>> START EXERCISE DATA
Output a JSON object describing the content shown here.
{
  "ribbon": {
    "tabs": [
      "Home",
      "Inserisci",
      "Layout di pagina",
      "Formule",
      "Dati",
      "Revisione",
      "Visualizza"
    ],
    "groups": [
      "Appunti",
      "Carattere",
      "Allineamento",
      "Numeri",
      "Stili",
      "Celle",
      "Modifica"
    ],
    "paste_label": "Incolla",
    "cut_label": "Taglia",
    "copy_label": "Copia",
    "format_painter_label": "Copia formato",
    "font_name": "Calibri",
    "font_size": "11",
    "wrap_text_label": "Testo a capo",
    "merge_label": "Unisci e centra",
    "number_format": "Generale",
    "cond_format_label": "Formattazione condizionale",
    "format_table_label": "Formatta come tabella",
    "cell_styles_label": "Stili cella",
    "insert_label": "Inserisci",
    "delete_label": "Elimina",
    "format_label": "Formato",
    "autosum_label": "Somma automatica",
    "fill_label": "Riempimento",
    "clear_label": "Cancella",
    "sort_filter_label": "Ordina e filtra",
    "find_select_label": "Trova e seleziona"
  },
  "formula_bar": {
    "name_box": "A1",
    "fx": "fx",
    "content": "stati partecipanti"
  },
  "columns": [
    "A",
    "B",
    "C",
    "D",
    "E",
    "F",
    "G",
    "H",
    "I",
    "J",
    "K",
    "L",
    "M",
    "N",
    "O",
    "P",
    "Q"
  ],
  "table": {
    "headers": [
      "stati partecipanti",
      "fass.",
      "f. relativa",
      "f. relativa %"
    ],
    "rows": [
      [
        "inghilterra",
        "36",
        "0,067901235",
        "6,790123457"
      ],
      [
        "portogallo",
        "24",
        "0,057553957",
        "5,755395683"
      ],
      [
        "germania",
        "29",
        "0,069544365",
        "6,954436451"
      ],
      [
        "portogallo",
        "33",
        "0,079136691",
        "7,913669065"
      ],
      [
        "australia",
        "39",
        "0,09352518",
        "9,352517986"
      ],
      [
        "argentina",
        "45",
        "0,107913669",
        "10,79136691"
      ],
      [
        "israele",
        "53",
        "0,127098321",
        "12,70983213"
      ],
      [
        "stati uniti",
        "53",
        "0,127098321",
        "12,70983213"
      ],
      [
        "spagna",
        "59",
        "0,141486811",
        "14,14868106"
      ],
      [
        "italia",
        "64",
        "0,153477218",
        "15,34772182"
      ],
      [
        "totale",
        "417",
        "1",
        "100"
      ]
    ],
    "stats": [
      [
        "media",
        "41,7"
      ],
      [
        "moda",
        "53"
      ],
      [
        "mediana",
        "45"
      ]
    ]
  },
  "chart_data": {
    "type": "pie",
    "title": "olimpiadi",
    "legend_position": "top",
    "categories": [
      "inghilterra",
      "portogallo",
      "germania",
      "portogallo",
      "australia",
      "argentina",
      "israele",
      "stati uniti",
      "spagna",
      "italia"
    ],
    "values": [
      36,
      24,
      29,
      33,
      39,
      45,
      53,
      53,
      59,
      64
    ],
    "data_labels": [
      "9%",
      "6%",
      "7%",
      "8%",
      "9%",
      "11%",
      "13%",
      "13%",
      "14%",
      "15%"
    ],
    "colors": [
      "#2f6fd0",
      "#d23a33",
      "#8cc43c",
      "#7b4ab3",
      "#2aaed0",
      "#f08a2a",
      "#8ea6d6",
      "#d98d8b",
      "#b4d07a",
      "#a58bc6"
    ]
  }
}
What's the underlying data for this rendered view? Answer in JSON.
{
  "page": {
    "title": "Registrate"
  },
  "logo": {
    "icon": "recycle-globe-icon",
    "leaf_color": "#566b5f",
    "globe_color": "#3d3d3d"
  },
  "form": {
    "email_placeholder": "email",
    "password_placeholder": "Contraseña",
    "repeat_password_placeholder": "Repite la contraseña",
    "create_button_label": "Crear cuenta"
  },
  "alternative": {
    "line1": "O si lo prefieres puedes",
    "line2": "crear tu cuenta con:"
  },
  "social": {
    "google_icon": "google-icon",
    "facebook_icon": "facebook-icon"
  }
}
>> END EXERCISE DATA
>> START EXERCISE DATA
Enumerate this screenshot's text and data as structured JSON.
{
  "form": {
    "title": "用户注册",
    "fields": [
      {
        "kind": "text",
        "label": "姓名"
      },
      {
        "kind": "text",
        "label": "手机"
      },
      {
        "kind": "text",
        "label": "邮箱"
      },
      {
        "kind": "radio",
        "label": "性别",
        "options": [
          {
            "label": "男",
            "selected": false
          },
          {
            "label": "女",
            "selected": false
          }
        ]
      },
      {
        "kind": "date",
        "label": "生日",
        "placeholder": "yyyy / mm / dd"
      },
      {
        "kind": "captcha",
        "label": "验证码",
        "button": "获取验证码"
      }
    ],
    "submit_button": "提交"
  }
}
>> END EXERCISE DATA
▸ **SET PROBLEM**: In the material above, show every line where the word "this" turns up.

▸ **THE ANSWER**:
What's the underlying data for this rendered view? Answer in JSON.
Enumerate this screenshot's text and data as structured JSON.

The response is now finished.